Rows from a dataset:
--- start ---

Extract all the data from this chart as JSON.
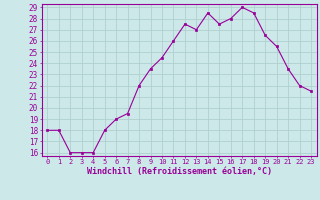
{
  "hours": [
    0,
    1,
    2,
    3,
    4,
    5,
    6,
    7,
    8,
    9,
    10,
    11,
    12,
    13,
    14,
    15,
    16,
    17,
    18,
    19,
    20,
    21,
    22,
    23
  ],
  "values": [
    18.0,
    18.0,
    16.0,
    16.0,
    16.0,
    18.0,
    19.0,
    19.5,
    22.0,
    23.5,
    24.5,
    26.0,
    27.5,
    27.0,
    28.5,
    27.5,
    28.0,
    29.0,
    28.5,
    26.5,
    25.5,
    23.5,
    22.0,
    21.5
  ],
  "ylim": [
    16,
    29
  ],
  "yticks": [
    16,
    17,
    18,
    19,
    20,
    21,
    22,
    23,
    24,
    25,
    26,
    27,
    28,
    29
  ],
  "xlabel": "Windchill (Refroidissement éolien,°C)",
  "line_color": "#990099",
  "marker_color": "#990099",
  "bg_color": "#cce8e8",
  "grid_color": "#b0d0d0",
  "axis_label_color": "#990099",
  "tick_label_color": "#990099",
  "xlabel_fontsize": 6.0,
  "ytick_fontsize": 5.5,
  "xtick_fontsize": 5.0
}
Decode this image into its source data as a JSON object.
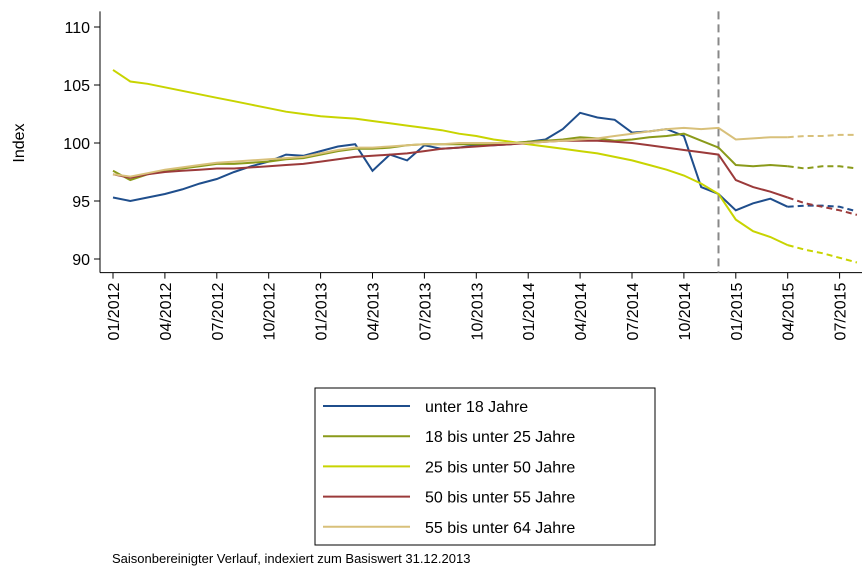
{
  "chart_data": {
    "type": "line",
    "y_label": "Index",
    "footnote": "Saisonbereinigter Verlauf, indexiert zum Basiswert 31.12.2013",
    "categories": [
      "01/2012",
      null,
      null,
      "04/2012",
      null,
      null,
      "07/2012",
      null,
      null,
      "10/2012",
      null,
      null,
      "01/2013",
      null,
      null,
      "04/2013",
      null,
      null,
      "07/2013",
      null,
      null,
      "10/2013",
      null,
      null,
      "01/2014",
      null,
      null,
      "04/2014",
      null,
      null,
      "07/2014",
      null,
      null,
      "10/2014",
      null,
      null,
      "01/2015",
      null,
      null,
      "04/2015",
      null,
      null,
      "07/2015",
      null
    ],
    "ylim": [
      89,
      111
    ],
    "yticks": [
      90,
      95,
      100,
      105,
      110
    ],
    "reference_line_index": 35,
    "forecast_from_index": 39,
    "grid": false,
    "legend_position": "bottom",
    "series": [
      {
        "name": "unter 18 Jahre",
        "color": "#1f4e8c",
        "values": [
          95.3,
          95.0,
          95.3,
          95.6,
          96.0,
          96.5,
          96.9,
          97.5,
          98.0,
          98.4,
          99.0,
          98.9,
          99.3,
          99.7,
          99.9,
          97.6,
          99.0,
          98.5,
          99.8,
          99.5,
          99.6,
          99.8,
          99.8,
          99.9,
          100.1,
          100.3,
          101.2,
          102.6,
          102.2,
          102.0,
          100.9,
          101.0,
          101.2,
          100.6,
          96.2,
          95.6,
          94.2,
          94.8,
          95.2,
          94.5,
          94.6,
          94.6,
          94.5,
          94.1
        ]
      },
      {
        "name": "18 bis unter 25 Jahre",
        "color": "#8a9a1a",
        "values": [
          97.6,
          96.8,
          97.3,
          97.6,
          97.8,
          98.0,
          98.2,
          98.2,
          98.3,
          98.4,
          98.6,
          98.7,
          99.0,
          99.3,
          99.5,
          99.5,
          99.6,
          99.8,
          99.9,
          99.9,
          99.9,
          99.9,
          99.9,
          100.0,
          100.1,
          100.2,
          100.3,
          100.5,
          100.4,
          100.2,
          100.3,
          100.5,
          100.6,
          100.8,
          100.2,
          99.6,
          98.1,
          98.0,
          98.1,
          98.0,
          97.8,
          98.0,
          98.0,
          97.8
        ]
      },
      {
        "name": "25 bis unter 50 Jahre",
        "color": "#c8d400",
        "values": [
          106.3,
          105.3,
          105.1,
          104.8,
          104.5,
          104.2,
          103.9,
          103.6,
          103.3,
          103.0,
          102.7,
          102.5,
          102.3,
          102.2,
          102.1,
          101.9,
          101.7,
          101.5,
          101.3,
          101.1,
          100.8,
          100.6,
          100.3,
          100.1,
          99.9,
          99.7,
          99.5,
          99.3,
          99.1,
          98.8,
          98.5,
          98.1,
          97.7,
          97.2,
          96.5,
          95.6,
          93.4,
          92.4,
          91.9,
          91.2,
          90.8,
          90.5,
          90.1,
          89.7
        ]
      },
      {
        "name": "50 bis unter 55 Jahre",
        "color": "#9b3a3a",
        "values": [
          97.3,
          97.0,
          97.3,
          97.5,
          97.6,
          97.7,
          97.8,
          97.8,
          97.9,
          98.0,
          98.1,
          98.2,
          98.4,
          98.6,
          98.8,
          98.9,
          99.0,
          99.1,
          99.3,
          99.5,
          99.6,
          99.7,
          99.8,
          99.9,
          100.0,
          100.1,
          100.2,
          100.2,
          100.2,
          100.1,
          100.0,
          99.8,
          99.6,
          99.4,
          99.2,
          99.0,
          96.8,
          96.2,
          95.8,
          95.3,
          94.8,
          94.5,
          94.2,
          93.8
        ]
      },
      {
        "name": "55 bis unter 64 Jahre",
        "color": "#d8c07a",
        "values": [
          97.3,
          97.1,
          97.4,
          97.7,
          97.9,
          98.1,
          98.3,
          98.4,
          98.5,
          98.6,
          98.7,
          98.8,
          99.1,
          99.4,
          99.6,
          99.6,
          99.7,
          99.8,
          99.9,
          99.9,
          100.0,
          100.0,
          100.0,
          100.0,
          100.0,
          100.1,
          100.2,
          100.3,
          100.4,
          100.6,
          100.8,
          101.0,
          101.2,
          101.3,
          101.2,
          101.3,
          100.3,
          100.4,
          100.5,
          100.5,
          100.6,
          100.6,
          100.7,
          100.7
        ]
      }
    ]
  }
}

--- end ---

Give the entries again without a single change, but with no pictures.

Extract all the data from this chart as JSON.
{
  "hours": [
    0,
    1,
    2,
    3,
    4,
    5,
    6,
    7,
    8,
    9,
    10,
    11,
    12,
    13,
    14,
    15,
    16,
    17,
    18,
    19,
    20,
    21,
    22,
    23
  ],
  "values": [
    18.0,
    18.0,
    16.0,
    16.0,
    16.0,
    18.0,
    19.0,
    19.5,
    22.0,
    23.5,
    24.5,
    26.0,
    27.5,
    27.0,
    28.5,
    27.5,
    28.0,
    29.0,
    28.5,
    26.5,
    25.5,
    23.5,
    22.0,
    21.5
  ],
  "ylim": [
    16,
    29
  ],
  "yticks": [
    16,
    17,
    18,
    19,
    20,
    21,
    22,
    23,
    24,
    25,
    26,
    27,
    28,
    29
  ],
  "xlabel": "Windchill (Refroidissement éolien,°C)",
  "line_color": "#990099",
  "marker_color": "#990099",
  "bg_color": "#cce8e8",
  "grid_color": "#b0d0d0",
  "axis_label_color": "#990099",
  "tick_label_color": "#990099",
  "xlabel_fontsize": 6.0,
  "ytick_fontsize": 5.5,
  "xtick_fontsize": 5.0
}
Decode this image into its source data as a JSON object.
{
  "chart_data": {
    "type": "line",
    "y_label": "Index",
    "footnote": "Saisonbereinigter Verlauf, indexiert zum Basiswert 31.12.2013",
    "categories": [
      "01/2012",
      null,
      null,
      "04/2012",
      null,
      null,
      "07/2012",
      null,
      null,
      "10/2012",
      null,
      null,
      "01/2013",
      null,
      null,
      "04/2013",
      null,
      null,
      "07/2013",
      null,
      null,
      "10/2013",
      null,
      null,
      "01/2014",
      null,
      null,
      "04/2014",
      null,
      null,
      "07/2014",
      null,
      null,
      "10/2014",
      null,
      null,
      "01/2015",
      null,
      null,
      "04/2015",
      null,
      null,
      "07/2015",
      null
    ],
    "ylim": [
      89,
      111
    ],
    "yticks": [
      90,
      95,
      100,
      105,
      110
    ],
    "reference_line_index": 35,
    "forecast_from_index": 39,
    "grid": false,
    "legend_position": "bottom",
    "series": [
      {
        "name": "unter 18 Jahre",
        "color": "#1f4e8c",
        "values": [
          95.3,
          95.0,
          95.3,
          95.6,
          96.0,
          96.5,
          96.9,
          97.5,
          98.0,
          98.4,
          99.0,
          98.9,
          99.3,
          99.7,
          99.9,
          97.6,
          99.0,
          98.5,
          99.8,
          99.5,
          99.6,
          99.8,
          99.8,
          99.9,
          100.1,
          100.3,
          101.2,
          102.6,
          102.2,
          102.0,
          100.9,
          101.0,
          101.2,
          100.6,
          96.2,
          95.6,
          94.2,
          94.8,
          95.2,
          94.5,
          94.6,
          94.6,
          94.5,
          94.1
        ]
      },
      {
        "name": "18 bis unter 25 Jahre",
        "color": "#8a9a1a",
        "values": [
          97.6,
          96.8,
          97.3,
          97.6,
          97.8,
          98.0,
          98.2,
          98.2,
          98.3,
          98.4,
          98.6,
          98.7,
          99.0,
          99.3,
          99.5,
          99.5,
          99.6,
          99.8,
          99.9,
          99.9,
          99.9,
          99.9,
          99.9,
          100.0,
          100.1,
          100.2,
          100.3,
          100.5,
          100.4,
          100.2,
          100.3,
          100.5,
          100.6,
          100.8,
          100.2,
          99.6,
          98.1,
          98.0,
          98.1,
          98.0,
          97.8,
          98.0,
          98.0,
          97.8
        ]
      },
      {
        "name": "25 bis unter 50 Jahre",
        "color": "#c8d400",
        "values": [
          106.3,
          105.3,
          105.1,
          104.8,
          104.5,
          104.2,
          103.9,
          103.6,
          103.3,
          103.0,
          102.7,
          102.5,
          102.3,
          102.2,
          102.1,
          101.9,
          101.7,
          101.5,
          101.3,
          101.1,
          100.8,
          100.6,
          100.3,
          100.1,
          99.9,
          99.7,
          99.5,
          99.3,
          99.1,
          98.8,
          98.5,
          98.1,
          97.7,
          97.2,
          96.5,
          95.6,
          93.4,
          92.4,
          91.9,
          91.2,
          90.8,
          90.5,
          90.1,
          89.7
        ]
      },
      {
        "name": "50 bis unter 55 Jahre",
        "color": "#9b3a3a",
        "values": [
          97.3,
          97.0,
          97.3,
          97.5,
          97.6,
          97.7,
          97.8,
          97.8,
          97.9,
          98.0,
          98.1,
          98.2,
          98.4,
          98.6,
          98.8,
          98.9,
          99.0,
          99.1,
          99.3,
          99.5,
          99.6,
          99.7,
          99.8,
          99.9,
          100.0,
          100.1,
          100.2,
          100.2,
          100.2,
          100.1,
          100.0,
          99.8,
          99.6,
          99.4,
          99.2,
          99.0,
          96.8,
          96.2,
          95.8,
          95.3,
          94.8,
          94.5,
          94.2,
          93.8
        ]
      },
      {
        "name": "55 bis unter 64 Jahre",
        "color": "#d8c07a",
        "values": [
          97.3,
          97.1,
          97.4,
          97.7,
          97.9,
          98.1,
          98.3,
          98.4,
          98.5,
          98.6,
          98.7,
          98.8,
          99.1,
          99.4,
          99.6,
          99.6,
          99.7,
          99.8,
          99.9,
          99.9,
          100.0,
          100.0,
          100.0,
          100.0,
          100.0,
          100.1,
          100.2,
          100.3,
          100.4,
          100.6,
          100.8,
          101.0,
          101.2,
          101.3,
          101.2,
          101.3,
          100.3,
          100.4,
          100.5,
          100.5,
          100.6,
          100.6,
          100.7,
          100.7
        ]
      }
    ]
  }
}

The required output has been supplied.